→ The problem:
Wherever the string "labels" occurs in a line of these records, report that line.

— START Provided data —

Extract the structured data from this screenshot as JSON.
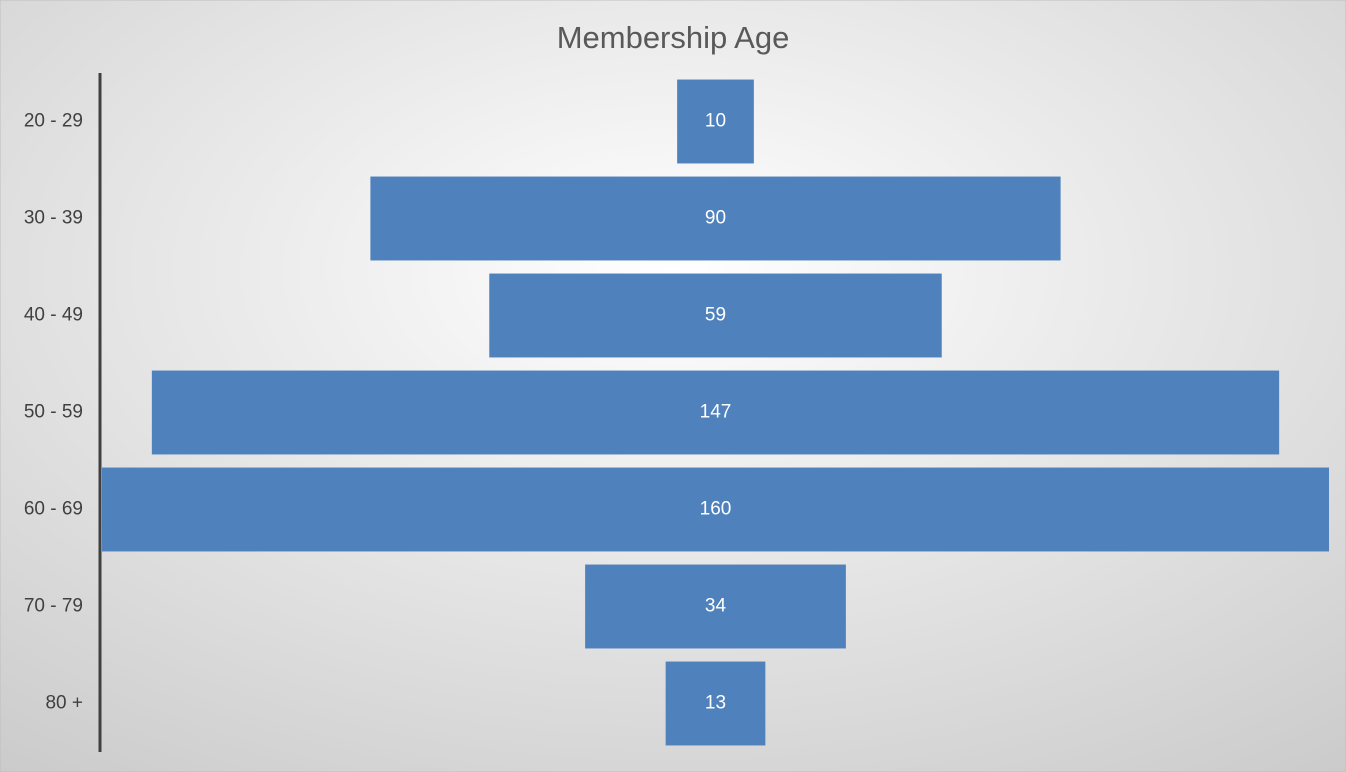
{
  "chart_data": {
    "type": "funnel",
    "title": "Membership Age",
    "categories": [
      "20 - 29",
      "30 - 39",
      "40 - 49",
      "50 - 59",
      "60 - 69",
      "70 - 79",
      "80 +"
    ],
    "values": [
      10,
      90,
      59,
      147,
      160,
      34,
      13
    ],
    "color": "#4f81bd"
  }
}
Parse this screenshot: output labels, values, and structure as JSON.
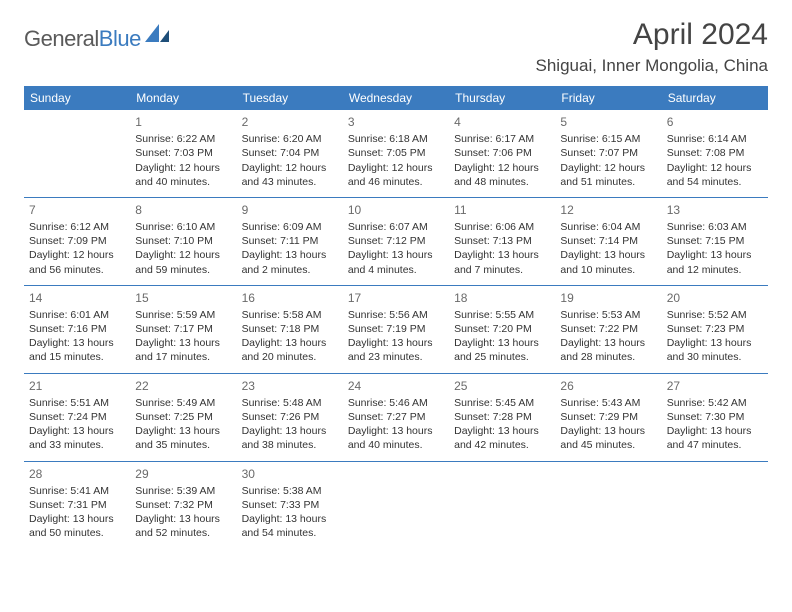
{
  "brand": {
    "text1": "General",
    "text2": "Blue"
  },
  "title": "April 2024",
  "subtitle": "Shiguai, Inner Mongolia, China",
  "colors": {
    "header_bg": "#3b7bbf",
    "header_text": "#ffffff",
    "border": "#3b7bbf",
    "text": "#333333",
    "daynum": "#6a6a6a",
    "background": "#ffffff",
    "logo_gray": "#5a5a5a",
    "logo_blue": "#3b7bbf"
  },
  "weekdays": [
    "Sunday",
    "Monday",
    "Tuesday",
    "Wednesday",
    "Thursday",
    "Friday",
    "Saturday"
  ],
  "weeks": [
    [
      null,
      {
        "n": "1",
        "sr": "6:22 AM",
        "ss": "7:03 PM",
        "dl": "12 hours and 40 minutes."
      },
      {
        "n": "2",
        "sr": "6:20 AM",
        "ss": "7:04 PM",
        "dl": "12 hours and 43 minutes."
      },
      {
        "n": "3",
        "sr": "6:18 AM",
        "ss": "7:05 PM",
        "dl": "12 hours and 46 minutes."
      },
      {
        "n": "4",
        "sr": "6:17 AM",
        "ss": "7:06 PM",
        "dl": "12 hours and 48 minutes."
      },
      {
        "n": "5",
        "sr": "6:15 AM",
        "ss": "7:07 PM",
        "dl": "12 hours and 51 minutes."
      },
      {
        "n": "6",
        "sr": "6:14 AM",
        "ss": "7:08 PM",
        "dl": "12 hours and 54 minutes."
      }
    ],
    [
      {
        "n": "7",
        "sr": "6:12 AM",
        "ss": "7:09 PM",
        "dl": "12 hours and 56 minutes."
      },
      {
        "n": "8",
        "sr": "6:10 AM",
        "ss": "7:10 PM",
        "dl": "12 hours and 59 minutes."
      },
      {
        "n": "9",
        "sr": "6:09 AM",
        "ss": "7:11 PM",
        "dl": "13 hours and 2 minutes."
      },
      {
        "n": "10",
        "sr": "6:07 AM",
        "ss": "7:12 PM",
        "dl": "13 hours and 4 minutes."
      },
      {
        "n": "11",
        "sr": "6:06 AM",
        "ss": "7:13 PM",
        "dl": "13 hours and 7 minutes."
      },
      {
        "n": "12",
        "sr": "6:04 AM",
        "ss": "7:14 PM",
        "dl": "13 hours and 10 minutes."
      },
      {
        "n": "13",
        "sr": "6:03 AM",
        "ss": "7:15 PM",
        "dl": "13 hours and 12 minutes."
      }
    ],
    [
      {
        "n": "14",
        "sr": "6:01 AM",
        "ss": "7:16 PM",
        "dl": "13 hours and 15 minutes."
      },
      {
        "n": "15",
        "sr": "5:59 AM",
        "ss": "7:17 PM",
        "dl": "13 hours and 17 minutes."
      },
      {
        "n": "16",
        "sr": "5:58 AM",
        "ss": "7:18 PM",
        "dl": "13 hours and 20 minutes."
      },
      {
        "n": "17",
        "sr": "5:56 AM",
        "ss": "7:19 PM",
        "dl": "13 hours and 23 minutes."
      },
      {
        "n": "18",
        "sr": "5:55 AM",
        "ss": "7:20 PM",
        "dl": "13 hours and 25 minutes."
      },
      {
        "n": "19",
        "sr": "5:53 AM",
        "ss": "7:22 PM",
        "dl": "13 hours and 28 minutes."
      },
      {
        "n": "20",
        "sr": "5:52 AM",
        "ss": "7:23 PM",
        "dl": "13 hours and 30 minutes."
      }
    ],
    [
      {
        "n": "21",
        "sr": "5:51 AM",
        "ss": "7:24 PM",
        "dl": "13 hours and 33 minutes."
      },
      {
        "n": "22",
        "sr": "5:49 AM",
        "ss": "7:25 PM",
        "dl": "13 hours and 35 minutes."
      },
      {
        "n": "23",
        "sr": "5:48 AM",
        "ss": "7:26 PM",
        "dl": "13 hours and 38 minutes."
      },
      {
        "n": "24",
        "sr": "5:46 AM",
        "ss": "7:27 PM",
        "dl": "13 hours and 40 minutes."
      },
      {
        "n": "25",
        "sr": "5:45 AM",
        "ss": "7:28 PM",
        "dl": "13 hours and 42 minutes."
      },
      {
        "n": "26",
        "sr": "5:43 AM",
        "ss": "7:29 PM",
        "dl": "13 hours and 45 minutes."
      },
      {
        "n": "27",
        "sr": "5:42 AM",
        "ss": "7:30 PM",
        "dl": "13 hours and 47 minutes."
      }
    ],
    [
      {
        "n": "28",
        "sr": "5:41 AM",
        "ss": "7:31 PM",
        "dl": "13 hours and 50 minutes."
      },
      {
        "n": "29",
        "sr": "5:39 AM",
        "ss": "7:32 PM",
        "dl": "13 hours and 52 minutes."
      },
      {
        "n": "30",
        "sr": "5:38 AM",
        "ss": "7:33 PM",
        "dl": "13 hours and 54 minutes."
      },
      null,
      null,
      null,
      null
    ]
  ],
  "labels": {
    "sunrise": "Sunrise:",
    "sunset": "Sunset:",
    "daylight": "Daylight:"
  }
}
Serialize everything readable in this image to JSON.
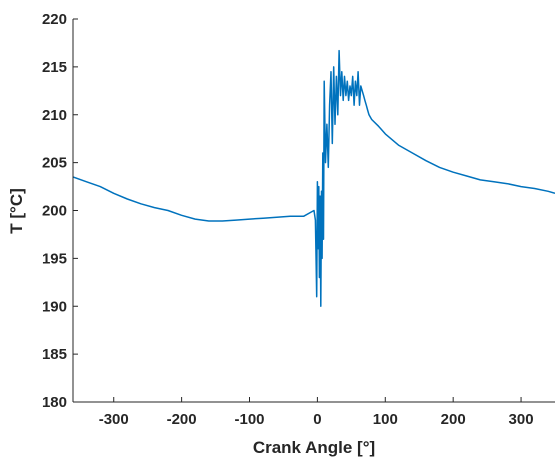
{
  "chart_data": {
    "type": "line",
    "title": "",
    "xlabel": "Crank Angle [°]",
    "ylabel": "T [°C]",
    "xlim": [
      -360,
      350
    ],
    "ylim": [
      180,
      220
    ],
    "xticks": [
      -300,
      -200,
      -100,
      0,
      100,
      200,
      300
    ],
    "yticks": [
      180,
      185,
      190,
      195,
      200,
      205,
      210,
      215,
      220
    ],
    "grid": false,
    "legend": "none",
    "series": [
      {
        "color": "#0072BD",
        "x": [
          -360,
          -340,
          -320,
          -300,
          -280,
          -260,
          -240,
          -220,
          -200,
          -180,
          -160,
          -140,
          -120,
          -100,
          -80,
          -60,
          -40,
          -20,
          -10,
          -5,
          -3,
          -1,
          0,
          1,
          2,
          3,
          4,
          5,
          6,
          7,
          8,
          9,
          10,
          12,
          14,
          16,
          18,
          20,
          22,
          24,
          26,
          28,
          30,
          32,
          34,
          36,
          38,
          40,
          42,
          44,
          46,
          48,
          50,
          52,
          54,
          56,
          58,
          60,
          62,
          64,
          66,
          68,
          70,
          72,
          74,
          76,
          80,
          90,
          100,
          120,
          140,
          160,
          180,
          200,
          220,
          240,
          260,
          280,
          300,
          320,
          340,
          350
        ],
        "y": [
          203.5,
          203.0,
          202.5,
          201.8,
          201.2,
          200.7,
          200.3,
          200.0,
          199.5,
          199.1,
          198.9,
          198.9,
          199.0,
          199.1,
          199.2,
          199.3,
          199.4,
          199.4,
          199.8,
          200.0,
          199.0,
          191.0,
          203.0,
          196.0,
          202.5,
          193.0,
          201.5,
          190.0,
          202.0,
          195.0,
          206.0,
          197.0,
          213.5,
          205.0,
          209.0,
          204.5,
          211.0,
          214.5,
          207.0,
          215.0,
          209.0,
          214.0,
          210.0,
          216.7,
          212.0,
          214.5,
          211.5,
          214.0,
          212.0,
          213.5,
          211.5,
          213.0,
          212.0,
          214.0,
          211.0,
          213.5,
          212.0,
          214.5,
          211.0,
          213.0,
          212.5,
          212.0,
          211.5,
          211.0,
          210.5,
          210.0,
          209.5,
          208.8,
          208.0,
          206.8,
          206.0,
          205.2,
          204.5,
          204.0,
          203.6,
          203.2,
          203.0,
          202.8,
          202.5,
          202.3,
          202.0,
          201.8
        ]
      }
    ]
  }
}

— END Provided data —

→ Output:
Parse this screenshot: output labels, values, and structure as JSON.
  "labels": {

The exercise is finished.